**TASK DIRECTIONS:** Make an exact copy of the records, with the images left out.

--- START OF DATA FOR PROCESSING ---

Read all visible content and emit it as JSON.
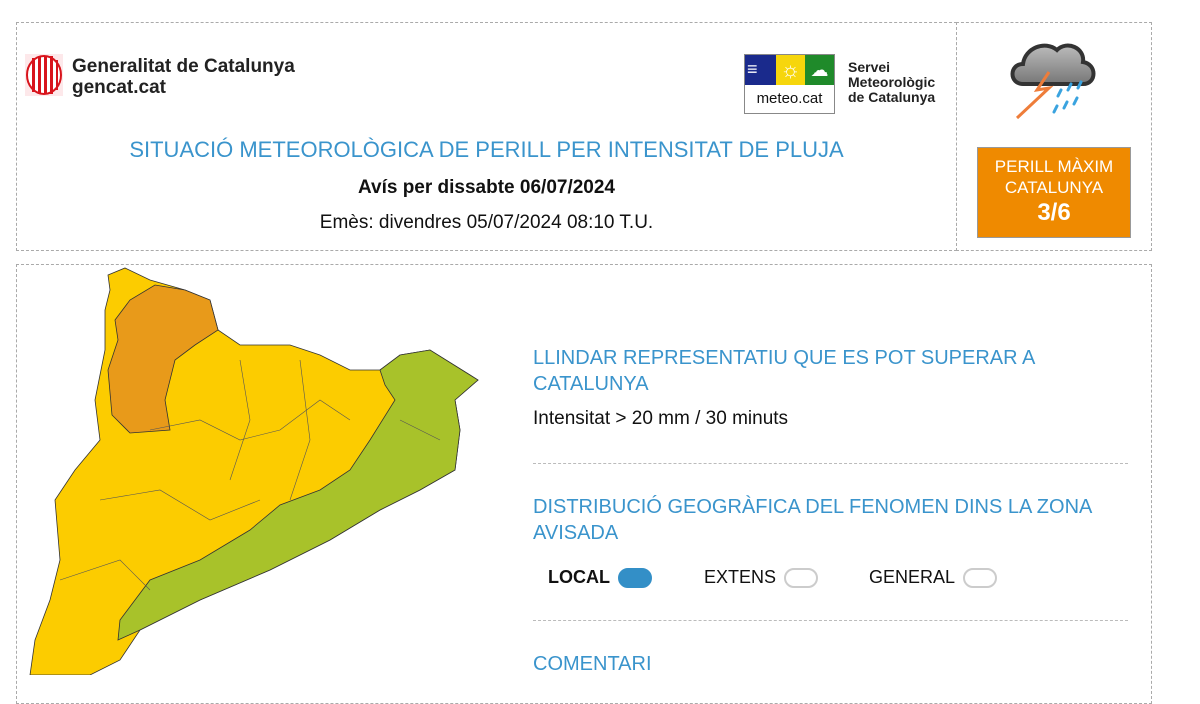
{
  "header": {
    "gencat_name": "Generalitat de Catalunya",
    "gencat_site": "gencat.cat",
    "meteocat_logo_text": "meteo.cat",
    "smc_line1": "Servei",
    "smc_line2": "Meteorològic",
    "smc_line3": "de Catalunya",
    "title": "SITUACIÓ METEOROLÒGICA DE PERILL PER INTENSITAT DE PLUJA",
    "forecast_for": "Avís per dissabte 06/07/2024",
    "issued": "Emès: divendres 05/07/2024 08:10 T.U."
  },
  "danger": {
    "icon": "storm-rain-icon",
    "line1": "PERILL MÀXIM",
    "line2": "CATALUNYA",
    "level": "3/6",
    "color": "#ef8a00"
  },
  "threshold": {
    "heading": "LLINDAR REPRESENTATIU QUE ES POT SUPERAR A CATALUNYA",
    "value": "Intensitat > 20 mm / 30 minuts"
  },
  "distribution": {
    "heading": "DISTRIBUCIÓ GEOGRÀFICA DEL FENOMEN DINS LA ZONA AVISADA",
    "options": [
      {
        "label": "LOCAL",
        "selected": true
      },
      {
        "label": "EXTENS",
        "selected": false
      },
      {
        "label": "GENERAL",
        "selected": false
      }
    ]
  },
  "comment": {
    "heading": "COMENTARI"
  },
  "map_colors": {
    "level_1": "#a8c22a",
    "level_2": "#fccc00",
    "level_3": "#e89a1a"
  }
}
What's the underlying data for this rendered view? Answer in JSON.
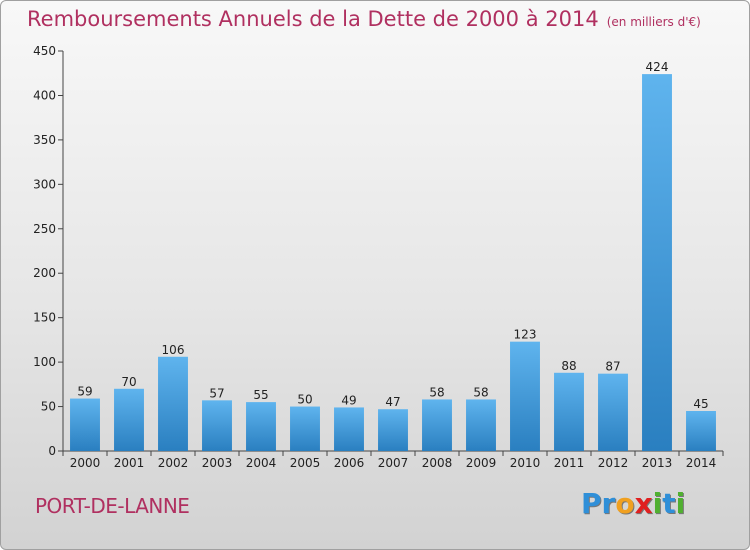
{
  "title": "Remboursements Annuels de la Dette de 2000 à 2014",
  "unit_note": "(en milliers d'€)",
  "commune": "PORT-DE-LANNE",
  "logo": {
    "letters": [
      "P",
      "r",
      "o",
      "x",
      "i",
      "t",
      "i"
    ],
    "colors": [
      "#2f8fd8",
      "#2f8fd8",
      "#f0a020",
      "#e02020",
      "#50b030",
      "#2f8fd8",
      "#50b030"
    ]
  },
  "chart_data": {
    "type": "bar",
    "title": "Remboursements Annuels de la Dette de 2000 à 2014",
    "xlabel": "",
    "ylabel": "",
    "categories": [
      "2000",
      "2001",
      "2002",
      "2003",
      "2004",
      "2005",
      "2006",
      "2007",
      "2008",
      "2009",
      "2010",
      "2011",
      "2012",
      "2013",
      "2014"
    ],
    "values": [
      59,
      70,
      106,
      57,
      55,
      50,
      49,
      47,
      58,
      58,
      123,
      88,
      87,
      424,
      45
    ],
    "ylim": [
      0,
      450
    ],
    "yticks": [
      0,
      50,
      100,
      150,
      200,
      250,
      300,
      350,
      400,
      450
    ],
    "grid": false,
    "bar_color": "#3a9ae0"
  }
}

--- END OF DATA FOR PROCESSING ---

**ANSWER FOR THIS EXERCISE:**
Read all visible content and emit it as JSON.
{
  "header": {
    "gencat_name": "Generalitat de Catalunya",
    "gencat_site": "gencat.cat",
    "meteocat_logo_text": "meteo.cat",
    "smc_line1": "Servei",
    "smc_line2": "Meteorològic",
    "smc_line3": "de Catalunya",
    "title": "SITUACIÓ METEOROLÒGICA DE PERILL PER INTENSITAT DE PLUJA",
    "forecast_for": "Avís per dissabte 06/07/2024",
    "issued": "Emès: divendres 05/07/2024 08:10 T.U."
  },
  "danger": {
    "icon": "storm-rain-icon",
    "line1": "PERILL MÀXIM",
    "line2": "CATALUNYA",
    "level": "3/6",
    "color": "#ef8a00"
  },
  "threshold": {
    "heading": "LLINDAR REPRESENTATIU QUE ES POT SUPERAR A CATALUNYA",
    "value": "Intensitat > 20 mm / 30 minuts"
  },
  "distribution": {
    "heading": "DISTRIBUCIÓ GEOGRÀFICA DEL FENOMEN DINS LA ZONA AVISADA",
    "options": [
      {
        "label": "LOCAL",
        "selected": true
      },
      {
        "label": "EXTENS",
        "selected": false
      },
      {
        "label": "GENERAL",
        "selected": false
      }
    ]
  },
  "comment": {
    "heading": "COMENTARI"
  },
  "map_colors": {
    "level_1": "#a8c22a",
    "level_2": "#fccc00",
    "level_3": "#e89a1a"
  }
}
What's the underlying data for this rendered view? Answer in JSON.
{
  "title": "Remboursements Annuels de la Dette de 2000 à 2014",
  "unit_note": "(en milliers d'€)",
  "commune": "PORT-DE-LANNE",
  "logo": {
    "letters": [
      "P",
      "r",
      "o",
      "x",
      "i",
      "t",
      "i"
    ],
    "colors": [
      "#2f8fd8",
      "#2f8fd8",
      "#f0a020",
      "#e02020",
      "#50b030",
      "#2f8fd8",
      "#50b030"
    ]
  },
  "chart_data": {
    "type": "bar",
    "title": "Remboursements Annuels de la Dette de 2000 à 2014",
    "xlabel": "",
    "ylabel": "",
    "categories": [
      "2000",
      "2001",
      "2002",
      "2003",
      "2004",
      "2005",
      "2006",
      "2007",
      "2008",
      "2009",
      "2010",
      "2011",
      "2012",
      "2013",
      "2014"
    ],
    "values": [
      59,
      70,
      106,
      57,
      55,
      50,
      49,
      47,
      58,
      58,
      123,
      88,
      87,
      424,
      45
    ],
    "ylim": [
      0,
      450
    ],
    "yticks": [
      0,
      50,
      100,
      150,
      200,
      250,
      300,
      350,
      400,
      450
    ],
    "grid": false,
    "bar_color": "#3a9ae0"
  }
}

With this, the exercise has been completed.